◆ Exercise directions ◆
Make an exact transcription of the material, leaving out all images.

◆ Supplied records ◆
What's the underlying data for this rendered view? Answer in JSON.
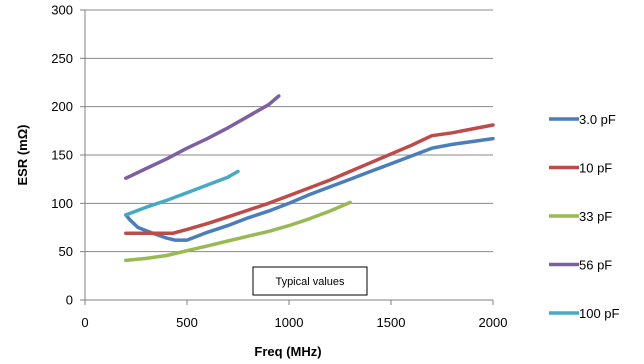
{
  "chart_data": {
    "type": "line",
    "xlabel": "Freq (MHz)",
    "ylabel": "ESR (mΩ)",
    "xlim": [
      0,
      2000
    ],
    "ylim": [
      0,
      300
    ],
    "xticks": [
      0,
      500,
      1000,
      1500,
      2000
    ],
    "yticks": [
      0,
      50,
      100,
      150,
      200,
      250,
      300
    ],
    "grid": "horizontal",
    "legend_position": "right",
    "annotation": "Typical values",
    "series": [
      {
        "name": "3.0 pF",
        "color": "#4a7ebb",
        "x": [
          200,
          220,
          260,
          320,
          400,
          440,
          500,
          600,
          700,
          800,
          900,
          1000,
          1100,
          1200,
          1300,
          1400,
          1500,
          1600,
          1700,
          1800,
          1900,
          2000
        ],
        "y": [
          88,
          83,
          75,
          70,
          64,
          62,
          62,
          70,
          77,
          85,
          92,
          100,
          109,
          117,
          125,
          133,
          141,
          149,
          157,
          161,
          164,
          167
        ]
      },
      {
        "name": "10 pF",
        "color": "#be4b48",
        "x": [
          200,
          300,
          430,
          500,
          600,
          700,
          800,
          900,
          1000,
          1100,
          1200,
          1300,
          1400,
          1500,
          1600,
          1700,
          1800,
          1900,
          2000
        ],
        "y": [
          69,
          69,
          69,
          73,
          79,
          86,
          93,
          100,
          108,
          116,
          124,
          133,
          142,
          151,
          160,
          170,
          173,
          177,
          181
        ]
      },
      {
        "name": "33 pF",
        "color": "#98b954",
        "x": [
          200,
          300,
          400,
          500,
          600,
          700,
          800,
          900,
          1000,
          1100,
          1200,
          1300
        ],
        "y": [
          41,
          43,
          46,
          51,
          56,
          61,
          66,
          71,
          77,
          84,
          92,
          101
        ]
      },
      {
        "name": "56 pF",
        "color": "#7d60a0",
        "x": [
          200,
          300,
          400,
          500,
          600,
          700,
          800,
          900,
          950
        ],
        "y": [
          126,
          136,
          146,
          157,
          167,
          178,
          190,
          202,
          211
        ]
      },
      {
        "name": "100 pF",
        "color": "#46aac5",
        "x": [
          200,
          300,
          400,
          500,
          600,
          700,
          750
        ],
        "y": [
          88,
          96,
          103,
          111,
          119,
          127,
          133
        ]
      }
    ]
  }
}
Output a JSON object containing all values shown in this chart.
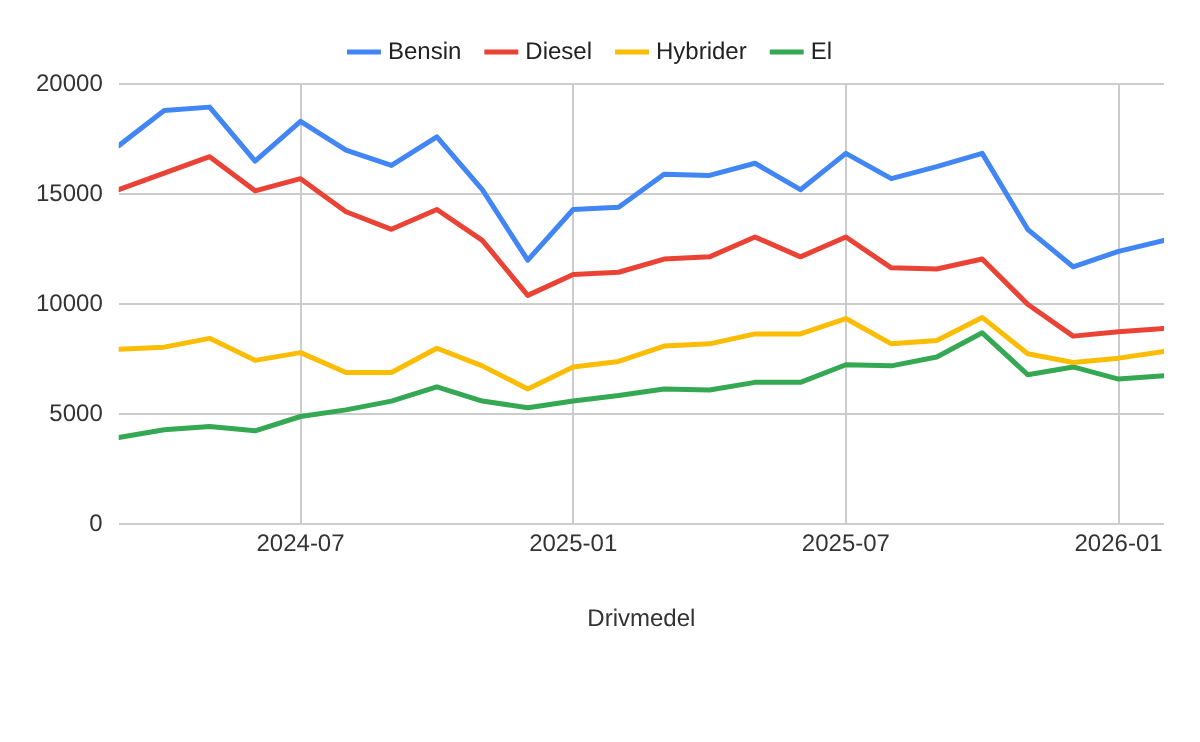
{
  "chart_data": {
    "type": "line",
    "xlabel": "Drivmedel",
    "x": [
      "2024-03",
      "2024-04",
      "2024-05",
      "2024-06",
      "2024-07",
      "2024-08",
      "2024-09",
      "2024-10",
      "2024-11",
      "2024-12",
      "2025-01",
      "2025-02",
      "2025-03",
      "2025-04",
      "2025-05",
      "2025-06",
      "2025-07",
      "2025-08",
      "2025-09",
      "2025-10",
      "2025-11",
      "2025-12",
      "2026-01",
      "2026-02"
    ],
    "series": [
      {
        "name": "Bensin",
        "color": "#4285f4",
        "values": [
          17200,
          18800,
          18950,
          16500,
          18300,
          17000,
          16300,
          17600,
          15200,
          12000,
          14300,
          14400,
          15900,
          15850,
          16400,
          15200,
          16850,
          15700,
          16250,
          16850,
          13400,
          11700,
          12400,
          12900
        ]
      },
      {
        "name": "Diesel",
        "color": "#ea4335",
        "values": [
          15200,
          15950,
          16700,
          15150,
          15700,
          14200,
          13400,
          14300,
          12900,
          10400,
          11350,
          11450,
          12050,
          12150,
          13050,
          12150,
          13050,
          11650,
          11600,
          12050,
          10000,
          8550,
          8750,
          8900
        ]
      },
      {
        "name": "Hybrider",
        "color": "#fbbc04",
        "values": [
          7950,
          8050,
          8450,
          7450,
          7800,
          6900,
          6900,
          8000,
          7200,
          6150,
          7150,
          7400,
          8100,
          8200,
          8650,
          8650,
          9350,
          8200,
          8350,
          9400,
          7750,
          7350,
          7550,
          7850
        ]
      },
      {
        "name": "El",
        "color": "#34a853",
        "values": [
          3950,
          4300,
          4450,
          4250,
          4900,
          5200,
          5600,
          6250,
          5600,
          5300,
          5600,
          5850,
          6150,
          6100,
          6450,
          6450,
          7250,
          7200,
          7600,
          8700,
          6800,
          7150,
          6600,
          6750
        ]
      }
    ],
    "xlim": [
      "2024-03",
      "2026-02"
    ],
    "xticks": [
      "2024-07",
      "2025-01",
      "2025-07",
      "2026-01"
    ],
    "ylim": [
      0,
      20000
    ],
    "yticks": [
      0,
      5000,
      10000,
      15000,
      20000
    ],
    "grid": true,
    "legend": "top",
    "marker": "none",
    "line_style": "solid"
  }
}
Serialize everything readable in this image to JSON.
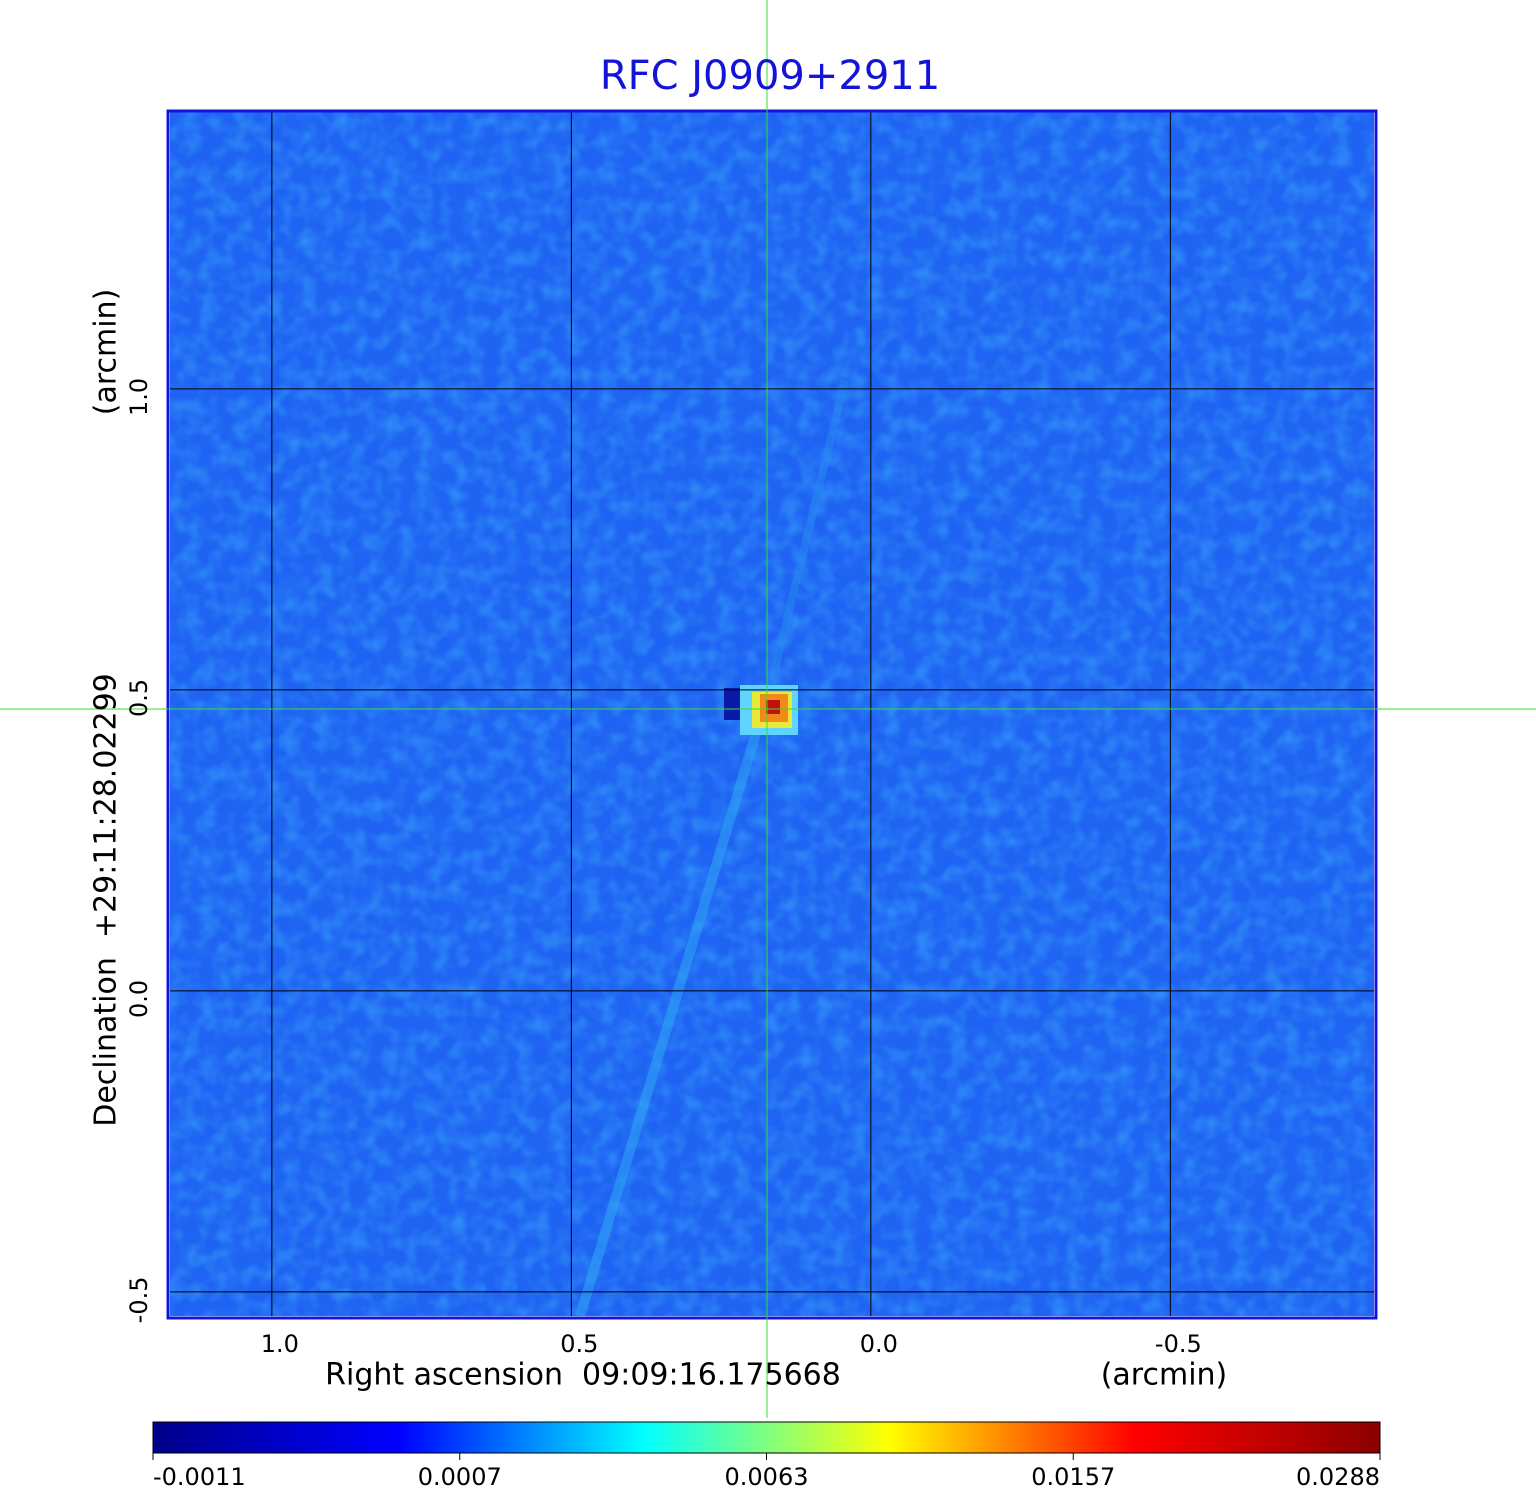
{
  "chart_data": {
    "type": "image",
    "title": "RFC J0909+2911",
    "x_label": "Right ascension  09:09:16.175668",
    "x_unit": "(arcmin)",
    "y_label": "Declination  +29:11:28.02299",
    "y_unit": "(arcmin)",
    "xlim": [
      1.17,
      -0.84
    ],
    "ylim": [
      -0.54,
      1.46
    ],
    "xticks": [
      {
        "value": 1,
        "label": "1.0"
      },
      0.5,
      {
        "value": 0,
        "label": "0.0"
      },
      -0.5
    ],
    "yticks": [
      -0.5,
      {
        "value": 0,
        "label": "0.0"
      },
      0.5,
      {
        "value": 1,
        "label": "1.0"
      }
    ],
    "grid": true,
    "colorbar": {
      "ticks": [
        -0.0011,
        0.0007,
        0.0063,
        0.0157,
        0.0288
      ],
      "colors": [
        "#00008b",
        "#0000ff",
        "#00ffff",
        "#ffff00",
        "#ff0000",
        "#8b0000"
      ]
    }
  }
}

◆ Solution to this problem ◆
What's the underlying data for this rendered view? Answer in JSON.
{
  "chart_data": {
    "type": "line",
    "xlabel": "Freq (MHz)",
    "ylabel": "ESR (mΩ)",
    "xlim": [
      0,
      2000
    ],
    "ylim": [
      0,
      300
    ],
    "xticks": [
      0,
      500,
      1000,
      1500,
      2000
    ],
    "yticks": [
      0,
      50,
      100,
      150,
      200,
      250,
      300
    ],
    "grid": "horizontal",
    "legend_position": "right",
    "annotation": "Typical values",
    "series": [
      {
        "name": "3.0 pF",
        "color": "#4a7ebb",
        "x": [
          200,
          220,
          260,
          320,
          400,
          440,
          500,
          600,
          700,
          800,
          900,
          1000,
          1100,
          1200,
          1300,
          1400,
          1500,
          1600,
          1700,
          1800,
          1900,
          2000
        ],
        "y": [
          88,
          83,
          75,
          70,
          64,
          62,
          62,
          70,
          77,
          85,
          92,
          100,
          109,
          117,
          125,
          133,
          141,
          149,
          157,
          161,
          164,
          167
        ]
      },
      {
        "name": "10 pF",
        "color": "#be4b48",
        "x": [
          200,
          300,
          430,
          500,
          600,
          700,
          800,
          900,
          1000,
          1100,
          1200,
          1300,
          1400,
          1500,
          1600,
          1700,
          1800,
          1900,
          2000
        ],
        "y": [
          69,
          69,
          69,
          73,
          79,
          86,
          93,
          100,
          108,
          116,
          124,
          133,
          142,
          151,
          160,
          170,
          173,
          177,
          181
        ]
      },
      {
        "name": "33 pF",
        "color": "#98b954",
        "x": [
          200,
          300,
          400,
          500,
          600,
          700,
          800,
          900,
          1000,
          1100,
          1200,
          1300
        ],
        "y": [
          41,
          43,
          46,
          51,
          56,
          61,
          66,
          71,
          77,
          84,
          92,
          101
        ]
      },
      {
        "name": "56 pF",
        "color": "#7d60a0",
        "x": [
          200,
          300,
          400,
          500,
          600,
          700,
          800,
          900,
          950
        ],
        "y": [
          126,
          136,
          146,
          157,
          167,
          178,
          190,
          202,
          211
        ]
      },
      {
        "name": "100 pF",
        "color": "#46aac5",
        "x": [
          200,
          300,
          400,
          500,
          600,
          700,
          750
        ],
        "y": [
          88,
          96,
          103,
          111,
          119,
          127,
          133
        ]
      }
    ]
  }
}
Output a JSON object containing all values shown in this chart.
{
  "chart_data": {
    "type": "line",
    "xlabel": "Drivmedel",
    "x": [
      "2024-03",
      "2024-04",
      "2024-05",
      "2024-06",
      "2024-07",
      "2024-08",
      "2024-09",
      "2024-10",
      "2024-11",
      "2024-12",
      "2025-01",
      "2025-02",
      "2025-03",
      "2025-04",
      "2025-05",
      "2025-06",
      "2025-07",
      "2025-08",
      "2025-09",
      "2025-10",
      "2025-11",
      "2025-12",
      "2026-01",
      "2026-02"
    ],
    "series": [
      {
        "name": "Bensin",
        "color": "#4285f4",
        "values": [
          17200,
          18800,
          18950,
          16500,
          18300,
          17000,
          16300,
          17600,
          15200,
          12000,
          14300,
          14400,
          15900,
          15850,
          16400,
          15200,
          16850,
          15700,
          16250,
          16850,
          13400,
          11700,
          12400,
          12900
        ]
      },
      {
        "name": "Diesel",
        "color": "#ea4335",
        "values": [
          15200,
          15950,
          16700,
          15150,
          15700,
          14200,
          13400,
          14300,
          12900,
          10400,
          11350,
          11450,
          12050,
          12150,
          13050,
          12150,
          13050,
          11650,
          11600,
          12050,
          10000,
          8550,
          8750,
          8900
        ]
      },
      {
        "name": "Hybrider",
        "color": "#fbbc04",
        "values": [
          7950,
          8050,
          8450,
          7450,
          7800,
          6900,
          6900,
          8000,
          7200,
          6150,
          7150,
          7400,
          8100,
          8200,
          8650,
          8650,
          9350,
          8200,
          8350,
          9400,
          7750,
          7350,
          7550,
          7850
        ]
      },
      {
        "name": "El",
        "color": "#34a853",
        "values": [
          3950,
          4300,
          4450,
          4250,
          4900,
          5200,
          5600,
          6250,
          5600,
          5300,
          5600,
          5850,
          6150,
          6100,
          6450,
          6450,
          7250,
          7200,
          7600,
          8700,
          6800,
          7150,
          6600,
          6750
        ]
      }
    ],
    "xlim": [
      "2024-03",
      "2026-02"
    ],
    "xticks": [
      "2024-07",
      "2025-01",
      "2025-07",
      "2026-01"
    ],
    "ylim": [
      0,
      20000
    ],
    "yticks": [
      0,
      5000,
      10000,
      15000,
      20000
    ],
    "grid": true,
    "legend": "top",
    "marker": "none",
    "line_style": "solid"
  }
}
Serialize everything readable in this image to JSON.
{
  "chart_data": {
    "type": "image",
    "title": "RFC J0909+2911",
    "x_label": "Right ascension  09:09:16.175668",
    "x_unit": "(arcmin)",
    "y_label": "Declination  +29:11:28.02299",
    "y_unit": "(arcmin)",
    "xlim": [
      1.17,
      -0.84
    ],
    "ylim": [
      -0.54,
      1.46
    ],
    "xticks": [
      {
        "value": 1,
        "label": "1.0"
      },
      0.5,
      {
        "value": 0,
        "label": "0.0"
      },
      -0.5
    ],
    "yticks": [
      -0.5,
      {
        "value": 0,
        "label": "0.0"
      },
      0.5,
      {
        "value": 1,
        "label": "1.0"
      }
    ],
    "grid": true,
    "colorbar": {
      "ticks": [
        -0.0011,
        0.0007,
        0.0063,
        0.0157,
        0.0288
      ],
      "colors": [
        "#00008b",
        "#0000ff",
        "#00ffff",
        "#ffff00",
        "#ff0000",
        "#8b0000"
      ]
    }
  }
}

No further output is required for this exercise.